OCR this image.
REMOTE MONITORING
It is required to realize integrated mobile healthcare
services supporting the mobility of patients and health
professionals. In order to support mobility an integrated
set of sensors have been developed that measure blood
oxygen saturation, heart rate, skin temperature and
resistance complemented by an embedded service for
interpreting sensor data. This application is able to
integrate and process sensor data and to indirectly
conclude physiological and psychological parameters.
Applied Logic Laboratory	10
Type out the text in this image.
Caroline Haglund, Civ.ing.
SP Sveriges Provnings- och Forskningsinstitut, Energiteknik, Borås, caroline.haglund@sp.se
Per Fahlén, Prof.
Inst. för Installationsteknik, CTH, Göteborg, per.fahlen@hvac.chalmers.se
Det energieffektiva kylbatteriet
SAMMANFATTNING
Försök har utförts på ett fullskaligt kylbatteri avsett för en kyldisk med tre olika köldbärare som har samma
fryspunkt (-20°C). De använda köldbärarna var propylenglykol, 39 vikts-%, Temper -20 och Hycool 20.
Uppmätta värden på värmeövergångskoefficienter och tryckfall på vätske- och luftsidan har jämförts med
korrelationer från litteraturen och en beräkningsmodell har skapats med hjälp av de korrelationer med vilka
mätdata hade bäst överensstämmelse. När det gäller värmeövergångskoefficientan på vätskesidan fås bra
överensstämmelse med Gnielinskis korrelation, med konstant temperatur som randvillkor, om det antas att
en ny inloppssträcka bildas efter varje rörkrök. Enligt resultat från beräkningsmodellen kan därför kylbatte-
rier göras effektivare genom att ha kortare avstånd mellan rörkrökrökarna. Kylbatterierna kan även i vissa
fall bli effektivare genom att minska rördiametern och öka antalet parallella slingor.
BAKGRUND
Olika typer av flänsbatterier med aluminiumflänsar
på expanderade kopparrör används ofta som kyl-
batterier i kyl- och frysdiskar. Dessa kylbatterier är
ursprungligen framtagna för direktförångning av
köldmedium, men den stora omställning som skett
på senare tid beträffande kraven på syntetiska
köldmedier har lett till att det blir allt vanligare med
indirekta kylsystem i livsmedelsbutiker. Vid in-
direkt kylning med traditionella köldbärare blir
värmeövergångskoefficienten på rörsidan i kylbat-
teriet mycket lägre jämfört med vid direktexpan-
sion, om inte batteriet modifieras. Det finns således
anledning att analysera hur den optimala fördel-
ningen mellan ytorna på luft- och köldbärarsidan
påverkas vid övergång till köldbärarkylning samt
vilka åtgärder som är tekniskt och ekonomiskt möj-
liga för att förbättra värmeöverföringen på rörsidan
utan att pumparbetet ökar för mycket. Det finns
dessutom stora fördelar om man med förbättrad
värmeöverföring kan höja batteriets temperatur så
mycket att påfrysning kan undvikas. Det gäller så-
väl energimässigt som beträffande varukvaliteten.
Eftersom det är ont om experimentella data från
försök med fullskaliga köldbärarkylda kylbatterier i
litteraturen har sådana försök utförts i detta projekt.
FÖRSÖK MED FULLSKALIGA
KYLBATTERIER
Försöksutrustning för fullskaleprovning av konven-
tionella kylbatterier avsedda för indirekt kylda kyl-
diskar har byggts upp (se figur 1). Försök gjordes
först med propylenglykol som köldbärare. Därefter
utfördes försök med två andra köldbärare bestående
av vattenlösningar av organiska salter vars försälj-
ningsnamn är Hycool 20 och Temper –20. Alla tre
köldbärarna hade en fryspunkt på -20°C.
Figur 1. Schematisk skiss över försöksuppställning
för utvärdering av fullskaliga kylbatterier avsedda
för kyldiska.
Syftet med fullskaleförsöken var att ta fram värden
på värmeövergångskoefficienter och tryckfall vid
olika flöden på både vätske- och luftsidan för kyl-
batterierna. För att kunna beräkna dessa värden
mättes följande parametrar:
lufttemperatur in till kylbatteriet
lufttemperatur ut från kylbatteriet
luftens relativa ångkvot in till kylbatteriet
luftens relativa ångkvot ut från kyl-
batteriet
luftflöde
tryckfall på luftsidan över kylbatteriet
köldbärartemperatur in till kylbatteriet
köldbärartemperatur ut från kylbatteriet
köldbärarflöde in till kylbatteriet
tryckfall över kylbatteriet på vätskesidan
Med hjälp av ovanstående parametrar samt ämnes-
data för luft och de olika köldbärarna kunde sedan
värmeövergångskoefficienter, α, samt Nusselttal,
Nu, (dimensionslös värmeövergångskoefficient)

**Exercise directions**
Every line of the listing, first to last, should be retyped exactly.

**Answer section**
OCR this image.
REMOTE MONITORING
It is required to realize integrated mobile healthcare
services supporting the mobility of patients and health
professionals. In order to support mobility an integrated
set of sensors have been developed that measure blood
oxygen saturation, heart rate, skin temperature and
resistance complemented by an embedded service for
interpreting sensor data. This application is able to
integrate and process sensor data and to indirectly
conclude physiological and psychological parameters.
Applied Logic Laboratory	10
Type out the text in this image.
Caroline Haglund, Civ.ing.
SP Sveriges Provnings- och Forskningsinstitut, Energiteknik, Borås, caroline.haglund@sp.se
Per Fahlén, Prof.
Inst. för Installationsteknik, CTH, Göteborg, per.fahlen@hvac.chalmers.se
Det energieffektiva kylbatteriet
SAMMANFATTNING
Försök har utförts på ett fullskaligt kylbatteri avsett för en kyldisk med tre olika köldbärare som har samma
fryspunkt (-20°C). De använda köldbärarna var propylenglykol, 39 vikts-%, Temper -20 och Hycool 20.
Uppmätta värden på värmeövergångskoefficienter och tryckfall på vätske- och luftsidan har jämförts med
korrelationer från litteraturen och en beräkningsmodell har skapats med hjälp av de korrelationer med vilka
mätdata hade bäst överensstämmelse. När det gäller värmeövergångskoefficientan på vätskesidan fås bra
överensstämmelse med Gnielinskis korrelation, med konstant temperatur som randvillkor, om det antas att
en ny inloppssträcka bildas efter varje rörkrök. Enligt resultat från beräkningsmodellen kan därför kylbatte-
rier göras effektivare genom att ha kortare avstånd mellan rörkrökrökarna. Kylbatterierna kan även i vissa
fall bli effektivare genom att minska rördiametern och öka antalet parallella slingor.
BAKGRUND
Olika typer av flänsbatterier med aluminiumflänsar
på expanderade kopparrör används ofta som kyl-
batterier i kyl- och frysdiskar. Dessa kylbatterier är
ursprungligen framtagna för direktförångning av
köldmedium, men den stora omställning som skett
på senare tid beträffande kraven på syntetiska
köldmedier har lett till att det blir allt vanligare med
indirekta kylsystem i livsmedelsbutiker. Vid in-
direkt kylning med traditionella köldbärare blir
värmeövergångskoefficienten på rörsidan i kylbat-
teriet mycket lägre jämfört med vid direktexpan-
sion, om inte batteriet modifieras. Det finns således
anledning att analysera hur den optimala fördel-
ningen mellan ytorna på luft- och köldbärarsidan
påverkas vid övergång till köldbärarkylning samt
vilka åtgärder som är tekniskt och ekonomiskt möj-
liga för att förbättra värmeöverföringen på rörsidan
utan att pumparbetet ökar för mycket. Det finns
dessutom stora fördelar om man med förbättrad
värmeöverföring kan höja batteriets temperatur så
mycket att påfrysning kan undvikas. Det gäller så-
väl energimässigt som beträffande varukvaliteten.
Eftersom det är ont om experimentella data från
försök med fullskaliga köldbärarkylda kylbatterier i
litteraturen har sådana försök utförts i detta projekt.
FÖRSÖK MED FULLSKALIGA
KYLBATTERIER
Försöksutrustning för fullskaleprovning av konven-
tionella kylbatterier avsedda för indirekt kylda kyl-
diskar har byggts upp (se figur 1). Försök gjordes
först med propylenglykol som köldbärare. Därefter
utfördes försök med två andra köldbärare bestående
av vattenlösningar av organiska salter vars försälj-
ningsnamn är Hycool 20 och Temper –20. Alla tre
köldbärarna hade en fryspunkt på -20°C.
Figur 1. Schematisk skiss över försöksuppställning
för utvärdering av fullskaliga kylbatterier avsedda
för kyldiska.
Syftet med fullskaleförsöken var att ta fram värden
på värmeövergångskoefficienter och tryckfall vid
olika flöden på både vätske- och luftsidan för kyl-
batterierna. För att kunna beräkna dessa värden
mättes följande parametrar:
lufttemperatur in till kylbatteriet
lufttemperatur ut från kylbatteriet
luftens relativa ångkvot in till kylbatteriet
luftens relativa ångkvot ut från kyl-
batteriet
luftflöde
tryckfall på luftsidan över kylbatteriet
köldbärartemperatur in till kylbatteriet
köldbärartemperatur ut från kylbatteriet
köldbärarflöde in till kylbatteriet
tryckfall över kylbatteriet på vätskesidan
Med hjälp av ovanstående parametrar samt ämnes-
data för luft och de olika köldbärarna kunde sedan
värmeövergångskoefficienter, α, samt Nusselttal,
Nu, (dimensionslös värmeövergångskoefficient)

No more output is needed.